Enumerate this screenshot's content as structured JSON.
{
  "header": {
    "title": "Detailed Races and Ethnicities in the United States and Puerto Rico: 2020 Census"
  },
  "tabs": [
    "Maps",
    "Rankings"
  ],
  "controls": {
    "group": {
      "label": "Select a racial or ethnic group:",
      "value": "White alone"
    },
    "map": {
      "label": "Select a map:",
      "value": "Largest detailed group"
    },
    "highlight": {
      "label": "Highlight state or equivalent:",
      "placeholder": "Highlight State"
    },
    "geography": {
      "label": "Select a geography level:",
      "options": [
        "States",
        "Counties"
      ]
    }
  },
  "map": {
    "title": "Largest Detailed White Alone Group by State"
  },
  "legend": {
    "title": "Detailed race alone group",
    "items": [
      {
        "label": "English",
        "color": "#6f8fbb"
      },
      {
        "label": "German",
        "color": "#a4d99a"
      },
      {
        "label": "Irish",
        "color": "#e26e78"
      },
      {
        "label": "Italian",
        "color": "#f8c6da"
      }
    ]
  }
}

*****

EXERCISE: Quote all of the entries exactly as they appear.

EXERCISE OUTPUT:
Enumerate this screenshot's content as structured JSON.
{
  "header": {
    "title": "Detailed Races and Ethnicities in the United States and Puerto Rico: 2020 Census"
  },
  "tabs": [
    "Maps",
    "Rankings"
  ],
  "controls": {
    "group": {
      "label": "Select a racial or ethnic group:",
      "value": "White alone"
    },
    "map": {
      "label": "Select a map:",
      "value": "Largest detailed group"
    },
    "highlight": {
      "label": "Highlight state or equivalent:",
      "placeholder": "Highlight State"
    },
    "geography": {
      "label": "Select a geography level:",
      "options": [
        "States",
        "Counties"
      ]
    }
  },
  "map": {
    "title": "Largest Detailed White Alone Group by State"
  },
  "legend": {
    "title": "Detailed race alone group",
    "items": [
      {
        "label": "English",
        "color": "#6f8fbb"
      },
      {
        "label": "German",
        "color": "#a4d99a"
      },
      {
        "label": "Irish",
        "color": "#e26e78"
      },
      {
        "label": "Italian",
        "color": "#f8c6da"
      }
    ]
  }
}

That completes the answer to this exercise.